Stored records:
_ _ _ _ _

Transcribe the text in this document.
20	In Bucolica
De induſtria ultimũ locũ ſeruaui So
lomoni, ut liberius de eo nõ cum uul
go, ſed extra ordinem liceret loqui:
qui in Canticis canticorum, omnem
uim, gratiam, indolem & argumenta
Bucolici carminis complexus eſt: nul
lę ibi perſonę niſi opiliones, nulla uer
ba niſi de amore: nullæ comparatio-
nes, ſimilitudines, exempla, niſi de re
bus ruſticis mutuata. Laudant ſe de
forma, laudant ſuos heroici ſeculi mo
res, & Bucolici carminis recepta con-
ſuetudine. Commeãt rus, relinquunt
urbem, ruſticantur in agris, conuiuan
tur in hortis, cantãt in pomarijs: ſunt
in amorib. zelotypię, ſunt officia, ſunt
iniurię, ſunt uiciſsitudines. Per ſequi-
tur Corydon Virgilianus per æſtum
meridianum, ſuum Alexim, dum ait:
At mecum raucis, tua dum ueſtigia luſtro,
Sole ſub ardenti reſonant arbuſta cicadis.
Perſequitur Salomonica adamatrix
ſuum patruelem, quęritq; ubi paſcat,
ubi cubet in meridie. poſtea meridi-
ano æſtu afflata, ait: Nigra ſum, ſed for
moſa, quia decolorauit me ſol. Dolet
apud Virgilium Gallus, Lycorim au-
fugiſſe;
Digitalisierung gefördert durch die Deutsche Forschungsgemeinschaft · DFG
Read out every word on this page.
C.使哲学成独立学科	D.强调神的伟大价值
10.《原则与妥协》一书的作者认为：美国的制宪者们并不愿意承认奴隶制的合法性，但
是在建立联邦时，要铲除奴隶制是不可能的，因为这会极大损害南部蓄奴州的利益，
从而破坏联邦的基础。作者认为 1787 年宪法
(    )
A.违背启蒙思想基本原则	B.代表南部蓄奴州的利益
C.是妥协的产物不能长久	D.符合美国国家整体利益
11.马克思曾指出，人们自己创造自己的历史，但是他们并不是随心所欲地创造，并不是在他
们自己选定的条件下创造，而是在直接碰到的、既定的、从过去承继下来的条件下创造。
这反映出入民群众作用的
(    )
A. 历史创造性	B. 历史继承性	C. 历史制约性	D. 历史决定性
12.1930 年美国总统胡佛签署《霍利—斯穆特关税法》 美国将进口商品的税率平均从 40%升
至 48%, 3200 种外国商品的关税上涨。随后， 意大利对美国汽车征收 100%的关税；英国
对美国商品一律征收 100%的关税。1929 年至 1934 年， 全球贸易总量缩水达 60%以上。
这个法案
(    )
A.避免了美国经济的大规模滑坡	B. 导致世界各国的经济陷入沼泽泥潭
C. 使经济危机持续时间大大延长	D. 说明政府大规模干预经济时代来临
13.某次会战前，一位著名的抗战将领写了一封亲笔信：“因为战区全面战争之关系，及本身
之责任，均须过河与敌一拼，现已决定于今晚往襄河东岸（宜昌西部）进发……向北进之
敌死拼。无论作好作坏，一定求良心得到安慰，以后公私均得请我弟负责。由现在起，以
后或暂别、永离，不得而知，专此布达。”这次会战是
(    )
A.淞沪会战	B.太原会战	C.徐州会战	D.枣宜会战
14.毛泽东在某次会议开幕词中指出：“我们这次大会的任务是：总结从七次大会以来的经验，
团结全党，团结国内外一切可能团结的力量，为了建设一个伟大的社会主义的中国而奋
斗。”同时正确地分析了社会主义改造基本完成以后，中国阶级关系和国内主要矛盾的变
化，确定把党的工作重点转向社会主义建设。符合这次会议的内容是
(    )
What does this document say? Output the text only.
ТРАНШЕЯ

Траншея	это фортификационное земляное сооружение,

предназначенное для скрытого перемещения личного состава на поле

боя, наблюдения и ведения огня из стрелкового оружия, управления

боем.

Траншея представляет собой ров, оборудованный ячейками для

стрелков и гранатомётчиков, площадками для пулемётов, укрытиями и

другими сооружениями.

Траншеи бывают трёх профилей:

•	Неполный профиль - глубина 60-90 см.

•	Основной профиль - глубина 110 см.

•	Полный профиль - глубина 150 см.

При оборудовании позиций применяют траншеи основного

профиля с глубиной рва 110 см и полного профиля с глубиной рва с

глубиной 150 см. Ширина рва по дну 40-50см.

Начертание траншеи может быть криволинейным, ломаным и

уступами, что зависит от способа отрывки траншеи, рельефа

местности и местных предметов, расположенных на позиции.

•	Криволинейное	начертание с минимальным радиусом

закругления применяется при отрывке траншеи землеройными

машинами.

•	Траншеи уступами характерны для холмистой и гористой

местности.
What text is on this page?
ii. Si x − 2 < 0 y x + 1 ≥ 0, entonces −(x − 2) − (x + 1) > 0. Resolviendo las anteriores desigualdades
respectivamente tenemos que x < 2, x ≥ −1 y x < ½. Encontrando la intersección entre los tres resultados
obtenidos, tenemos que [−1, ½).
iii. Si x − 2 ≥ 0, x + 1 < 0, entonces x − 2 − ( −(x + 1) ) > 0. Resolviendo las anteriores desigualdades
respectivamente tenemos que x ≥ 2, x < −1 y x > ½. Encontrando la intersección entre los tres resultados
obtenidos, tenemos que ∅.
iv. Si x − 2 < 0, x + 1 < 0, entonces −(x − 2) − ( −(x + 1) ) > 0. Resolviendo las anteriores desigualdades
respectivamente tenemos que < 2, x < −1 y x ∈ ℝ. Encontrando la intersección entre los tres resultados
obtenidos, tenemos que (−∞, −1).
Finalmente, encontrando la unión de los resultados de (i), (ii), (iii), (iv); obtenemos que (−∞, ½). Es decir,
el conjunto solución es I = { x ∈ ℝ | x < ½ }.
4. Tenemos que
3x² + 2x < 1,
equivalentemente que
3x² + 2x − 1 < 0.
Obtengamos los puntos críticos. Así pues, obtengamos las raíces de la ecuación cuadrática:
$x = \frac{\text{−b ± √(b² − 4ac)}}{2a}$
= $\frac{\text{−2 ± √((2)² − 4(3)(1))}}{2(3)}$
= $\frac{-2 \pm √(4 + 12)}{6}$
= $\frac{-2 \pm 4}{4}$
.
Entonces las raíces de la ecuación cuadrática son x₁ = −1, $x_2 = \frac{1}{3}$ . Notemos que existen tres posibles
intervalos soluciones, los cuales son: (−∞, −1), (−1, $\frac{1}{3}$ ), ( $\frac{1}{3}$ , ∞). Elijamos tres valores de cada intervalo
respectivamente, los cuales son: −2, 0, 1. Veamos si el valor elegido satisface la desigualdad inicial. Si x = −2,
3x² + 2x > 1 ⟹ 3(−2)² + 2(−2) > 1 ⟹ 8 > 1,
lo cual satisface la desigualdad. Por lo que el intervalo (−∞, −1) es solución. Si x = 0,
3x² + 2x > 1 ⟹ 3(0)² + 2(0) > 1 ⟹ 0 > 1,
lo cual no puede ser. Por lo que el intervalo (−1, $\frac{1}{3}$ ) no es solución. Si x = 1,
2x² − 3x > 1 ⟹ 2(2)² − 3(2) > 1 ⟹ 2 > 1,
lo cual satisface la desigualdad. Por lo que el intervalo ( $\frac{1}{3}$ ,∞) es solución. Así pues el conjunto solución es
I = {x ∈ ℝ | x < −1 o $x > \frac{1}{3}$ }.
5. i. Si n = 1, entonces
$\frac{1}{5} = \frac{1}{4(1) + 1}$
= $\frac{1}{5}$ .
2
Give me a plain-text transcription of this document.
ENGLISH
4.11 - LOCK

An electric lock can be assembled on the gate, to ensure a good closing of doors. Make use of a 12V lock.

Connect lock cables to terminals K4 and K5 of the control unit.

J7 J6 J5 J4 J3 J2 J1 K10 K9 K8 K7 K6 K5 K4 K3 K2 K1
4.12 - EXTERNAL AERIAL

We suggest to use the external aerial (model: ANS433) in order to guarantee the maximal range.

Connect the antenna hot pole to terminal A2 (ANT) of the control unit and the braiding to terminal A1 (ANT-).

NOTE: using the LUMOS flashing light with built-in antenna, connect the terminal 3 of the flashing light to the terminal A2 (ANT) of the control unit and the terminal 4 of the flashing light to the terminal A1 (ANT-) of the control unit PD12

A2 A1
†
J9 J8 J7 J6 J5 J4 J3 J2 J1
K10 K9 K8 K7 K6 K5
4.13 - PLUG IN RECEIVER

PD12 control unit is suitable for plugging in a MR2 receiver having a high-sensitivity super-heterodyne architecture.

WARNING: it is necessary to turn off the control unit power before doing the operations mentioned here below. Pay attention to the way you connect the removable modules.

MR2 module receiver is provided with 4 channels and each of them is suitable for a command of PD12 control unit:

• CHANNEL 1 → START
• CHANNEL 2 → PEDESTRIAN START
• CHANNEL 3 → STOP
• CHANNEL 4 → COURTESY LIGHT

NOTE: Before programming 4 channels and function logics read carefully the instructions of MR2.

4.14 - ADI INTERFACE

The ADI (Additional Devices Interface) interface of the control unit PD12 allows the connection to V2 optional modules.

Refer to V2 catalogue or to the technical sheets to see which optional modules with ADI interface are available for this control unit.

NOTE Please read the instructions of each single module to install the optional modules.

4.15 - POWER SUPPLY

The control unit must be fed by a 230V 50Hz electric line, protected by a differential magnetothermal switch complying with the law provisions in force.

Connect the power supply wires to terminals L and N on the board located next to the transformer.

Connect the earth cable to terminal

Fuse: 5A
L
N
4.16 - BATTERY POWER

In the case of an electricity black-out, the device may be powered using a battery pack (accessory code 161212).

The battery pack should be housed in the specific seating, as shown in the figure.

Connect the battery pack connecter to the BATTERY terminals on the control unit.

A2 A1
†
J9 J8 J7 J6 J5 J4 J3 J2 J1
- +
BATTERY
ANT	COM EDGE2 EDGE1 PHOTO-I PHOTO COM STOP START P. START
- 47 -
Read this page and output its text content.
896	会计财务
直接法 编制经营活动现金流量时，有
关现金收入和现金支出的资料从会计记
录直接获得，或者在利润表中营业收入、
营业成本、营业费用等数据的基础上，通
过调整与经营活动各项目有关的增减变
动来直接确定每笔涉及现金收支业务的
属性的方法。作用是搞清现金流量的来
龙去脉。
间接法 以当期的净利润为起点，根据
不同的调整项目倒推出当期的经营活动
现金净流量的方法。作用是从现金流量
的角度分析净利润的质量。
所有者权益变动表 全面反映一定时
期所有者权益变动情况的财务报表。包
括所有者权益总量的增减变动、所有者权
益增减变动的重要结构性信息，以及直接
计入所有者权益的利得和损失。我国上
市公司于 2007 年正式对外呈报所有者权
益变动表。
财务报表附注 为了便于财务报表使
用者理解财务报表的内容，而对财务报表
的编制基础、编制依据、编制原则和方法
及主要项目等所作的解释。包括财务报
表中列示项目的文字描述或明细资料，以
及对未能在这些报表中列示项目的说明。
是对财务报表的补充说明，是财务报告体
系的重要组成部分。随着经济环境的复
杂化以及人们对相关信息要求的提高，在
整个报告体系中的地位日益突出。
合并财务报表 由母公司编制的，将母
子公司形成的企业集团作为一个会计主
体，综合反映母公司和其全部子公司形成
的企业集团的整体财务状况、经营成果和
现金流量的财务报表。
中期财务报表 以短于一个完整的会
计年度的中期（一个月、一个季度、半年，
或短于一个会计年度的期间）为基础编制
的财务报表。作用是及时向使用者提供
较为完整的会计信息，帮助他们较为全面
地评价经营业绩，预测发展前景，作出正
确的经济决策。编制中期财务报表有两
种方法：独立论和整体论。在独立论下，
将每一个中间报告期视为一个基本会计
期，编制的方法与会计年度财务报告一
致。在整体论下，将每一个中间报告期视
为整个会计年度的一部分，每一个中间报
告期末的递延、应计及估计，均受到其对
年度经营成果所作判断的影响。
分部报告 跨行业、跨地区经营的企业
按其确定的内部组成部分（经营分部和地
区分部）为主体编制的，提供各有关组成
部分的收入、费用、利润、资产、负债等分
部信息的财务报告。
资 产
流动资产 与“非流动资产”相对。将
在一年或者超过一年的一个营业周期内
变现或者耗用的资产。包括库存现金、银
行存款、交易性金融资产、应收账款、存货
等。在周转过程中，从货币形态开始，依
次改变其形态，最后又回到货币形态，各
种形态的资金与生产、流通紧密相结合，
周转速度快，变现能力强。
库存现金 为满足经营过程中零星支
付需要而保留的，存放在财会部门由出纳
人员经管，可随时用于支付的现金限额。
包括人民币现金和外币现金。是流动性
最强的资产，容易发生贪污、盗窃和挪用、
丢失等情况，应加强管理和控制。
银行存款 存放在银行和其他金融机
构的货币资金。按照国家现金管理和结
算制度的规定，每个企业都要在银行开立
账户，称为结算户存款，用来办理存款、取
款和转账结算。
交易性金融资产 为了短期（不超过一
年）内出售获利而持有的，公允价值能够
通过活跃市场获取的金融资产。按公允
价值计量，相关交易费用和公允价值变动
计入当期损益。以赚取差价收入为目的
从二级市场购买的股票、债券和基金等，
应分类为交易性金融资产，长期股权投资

_ _ _ _ _

• **Written task**:
Find the word "глубина" in the entries above and gather every line that holds it.

• **Complete response**:
•	Неполный профиль - глубина 60-90 см.
•	Основной профиль - глубина 110 см.
•	Полный профиль - глубина 150 см.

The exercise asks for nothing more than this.